» **Task statement**
Collect every line that includes the string "structured".

(Entries with figure data)
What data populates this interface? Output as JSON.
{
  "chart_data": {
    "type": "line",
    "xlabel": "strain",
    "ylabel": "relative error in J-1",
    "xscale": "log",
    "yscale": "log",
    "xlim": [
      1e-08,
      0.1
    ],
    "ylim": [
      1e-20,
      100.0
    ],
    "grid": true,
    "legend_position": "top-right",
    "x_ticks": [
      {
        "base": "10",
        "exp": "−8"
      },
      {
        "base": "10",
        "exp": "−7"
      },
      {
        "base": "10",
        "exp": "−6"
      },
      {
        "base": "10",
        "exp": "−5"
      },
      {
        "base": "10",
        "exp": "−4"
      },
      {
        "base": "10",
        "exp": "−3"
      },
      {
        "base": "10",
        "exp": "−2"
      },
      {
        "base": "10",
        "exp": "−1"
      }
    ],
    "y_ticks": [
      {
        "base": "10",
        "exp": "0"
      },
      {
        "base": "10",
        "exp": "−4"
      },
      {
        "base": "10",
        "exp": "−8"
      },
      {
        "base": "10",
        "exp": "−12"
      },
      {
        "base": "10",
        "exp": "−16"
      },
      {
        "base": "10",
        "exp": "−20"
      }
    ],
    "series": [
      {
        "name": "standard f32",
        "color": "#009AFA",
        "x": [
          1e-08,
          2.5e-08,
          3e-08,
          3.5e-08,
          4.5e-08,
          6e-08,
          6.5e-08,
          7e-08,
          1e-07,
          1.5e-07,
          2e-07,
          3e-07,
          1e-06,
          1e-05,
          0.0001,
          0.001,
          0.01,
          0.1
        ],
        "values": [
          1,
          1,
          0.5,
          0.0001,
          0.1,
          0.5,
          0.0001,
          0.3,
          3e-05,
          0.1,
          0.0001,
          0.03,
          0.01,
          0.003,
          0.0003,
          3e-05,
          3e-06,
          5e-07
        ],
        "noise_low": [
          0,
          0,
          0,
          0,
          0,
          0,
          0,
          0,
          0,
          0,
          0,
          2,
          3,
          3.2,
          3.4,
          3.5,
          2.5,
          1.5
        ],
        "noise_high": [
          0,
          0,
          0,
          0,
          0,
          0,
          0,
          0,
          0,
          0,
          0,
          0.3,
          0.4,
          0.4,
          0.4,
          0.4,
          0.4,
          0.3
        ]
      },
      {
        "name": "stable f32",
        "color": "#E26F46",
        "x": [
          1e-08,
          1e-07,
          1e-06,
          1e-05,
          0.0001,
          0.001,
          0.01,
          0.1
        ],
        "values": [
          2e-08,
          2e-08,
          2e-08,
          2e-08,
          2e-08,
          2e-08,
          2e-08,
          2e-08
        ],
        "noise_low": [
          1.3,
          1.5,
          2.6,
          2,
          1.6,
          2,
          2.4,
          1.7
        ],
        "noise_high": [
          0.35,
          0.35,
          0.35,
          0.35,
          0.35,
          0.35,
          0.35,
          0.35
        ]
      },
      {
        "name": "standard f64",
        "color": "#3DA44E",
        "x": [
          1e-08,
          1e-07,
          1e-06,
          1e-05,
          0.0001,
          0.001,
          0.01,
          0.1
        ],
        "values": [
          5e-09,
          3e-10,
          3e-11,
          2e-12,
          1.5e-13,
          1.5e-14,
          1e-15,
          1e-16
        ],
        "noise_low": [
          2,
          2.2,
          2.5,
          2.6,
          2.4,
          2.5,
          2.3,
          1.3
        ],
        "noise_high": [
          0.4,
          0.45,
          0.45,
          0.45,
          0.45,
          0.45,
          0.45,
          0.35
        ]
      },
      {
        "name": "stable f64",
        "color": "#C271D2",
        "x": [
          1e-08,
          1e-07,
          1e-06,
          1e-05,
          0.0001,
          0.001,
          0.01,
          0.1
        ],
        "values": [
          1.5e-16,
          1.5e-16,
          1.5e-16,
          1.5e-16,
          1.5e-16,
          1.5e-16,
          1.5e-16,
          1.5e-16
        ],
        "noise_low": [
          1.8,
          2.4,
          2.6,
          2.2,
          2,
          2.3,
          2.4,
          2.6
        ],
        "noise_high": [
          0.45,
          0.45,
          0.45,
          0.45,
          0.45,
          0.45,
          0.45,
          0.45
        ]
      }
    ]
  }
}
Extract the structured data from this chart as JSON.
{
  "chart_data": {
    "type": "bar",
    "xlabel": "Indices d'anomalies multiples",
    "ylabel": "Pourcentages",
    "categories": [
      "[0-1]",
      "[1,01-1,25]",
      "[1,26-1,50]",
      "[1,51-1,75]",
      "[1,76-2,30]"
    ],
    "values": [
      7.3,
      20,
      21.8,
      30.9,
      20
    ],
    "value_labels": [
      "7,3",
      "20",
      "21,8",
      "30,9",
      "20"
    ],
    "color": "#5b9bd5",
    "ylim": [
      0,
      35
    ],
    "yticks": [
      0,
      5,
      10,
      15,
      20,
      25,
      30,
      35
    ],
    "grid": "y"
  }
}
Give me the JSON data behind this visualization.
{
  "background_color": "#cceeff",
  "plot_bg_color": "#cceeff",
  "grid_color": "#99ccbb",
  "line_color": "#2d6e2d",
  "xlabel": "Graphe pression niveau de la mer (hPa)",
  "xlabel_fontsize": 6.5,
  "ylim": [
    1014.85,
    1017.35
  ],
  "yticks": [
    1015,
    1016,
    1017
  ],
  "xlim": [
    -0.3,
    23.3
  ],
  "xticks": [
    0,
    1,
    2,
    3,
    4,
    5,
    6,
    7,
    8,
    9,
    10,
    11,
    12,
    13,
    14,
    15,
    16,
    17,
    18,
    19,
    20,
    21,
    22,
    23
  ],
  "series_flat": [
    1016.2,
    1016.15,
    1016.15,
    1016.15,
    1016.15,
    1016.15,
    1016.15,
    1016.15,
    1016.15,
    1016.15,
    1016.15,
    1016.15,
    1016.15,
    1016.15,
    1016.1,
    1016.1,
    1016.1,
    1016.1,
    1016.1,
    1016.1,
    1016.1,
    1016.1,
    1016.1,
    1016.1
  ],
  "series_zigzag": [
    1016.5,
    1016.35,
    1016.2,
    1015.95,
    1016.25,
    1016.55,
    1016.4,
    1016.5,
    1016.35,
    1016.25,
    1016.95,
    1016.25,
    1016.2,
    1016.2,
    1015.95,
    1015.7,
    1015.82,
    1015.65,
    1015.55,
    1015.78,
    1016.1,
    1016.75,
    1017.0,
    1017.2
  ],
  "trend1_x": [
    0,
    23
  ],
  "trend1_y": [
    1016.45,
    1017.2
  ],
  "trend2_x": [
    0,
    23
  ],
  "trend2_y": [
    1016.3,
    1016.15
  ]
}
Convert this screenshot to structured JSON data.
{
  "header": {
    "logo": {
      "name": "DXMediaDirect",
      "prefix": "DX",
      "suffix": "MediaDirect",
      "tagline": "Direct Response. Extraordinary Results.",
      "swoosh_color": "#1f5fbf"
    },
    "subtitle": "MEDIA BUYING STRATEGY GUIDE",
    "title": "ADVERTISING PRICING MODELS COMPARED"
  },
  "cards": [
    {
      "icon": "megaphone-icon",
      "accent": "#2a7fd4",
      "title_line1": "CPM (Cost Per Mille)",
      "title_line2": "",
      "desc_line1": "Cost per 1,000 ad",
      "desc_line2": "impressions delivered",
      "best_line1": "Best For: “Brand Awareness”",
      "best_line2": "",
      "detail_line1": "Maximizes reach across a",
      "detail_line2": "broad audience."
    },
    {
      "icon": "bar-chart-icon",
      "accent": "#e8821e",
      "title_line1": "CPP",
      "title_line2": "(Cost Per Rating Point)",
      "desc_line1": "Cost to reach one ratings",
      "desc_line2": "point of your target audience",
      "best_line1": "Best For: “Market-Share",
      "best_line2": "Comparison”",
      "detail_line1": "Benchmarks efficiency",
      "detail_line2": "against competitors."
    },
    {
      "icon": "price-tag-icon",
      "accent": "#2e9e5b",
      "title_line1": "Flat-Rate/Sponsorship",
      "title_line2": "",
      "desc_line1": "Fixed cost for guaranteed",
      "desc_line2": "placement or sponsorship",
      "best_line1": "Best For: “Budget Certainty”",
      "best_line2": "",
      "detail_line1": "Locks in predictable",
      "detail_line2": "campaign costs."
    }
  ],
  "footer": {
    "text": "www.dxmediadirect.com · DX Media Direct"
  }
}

» **Output**
Extract the structured data from this chart as JSON.
Convert this screenshot to structured JSON data.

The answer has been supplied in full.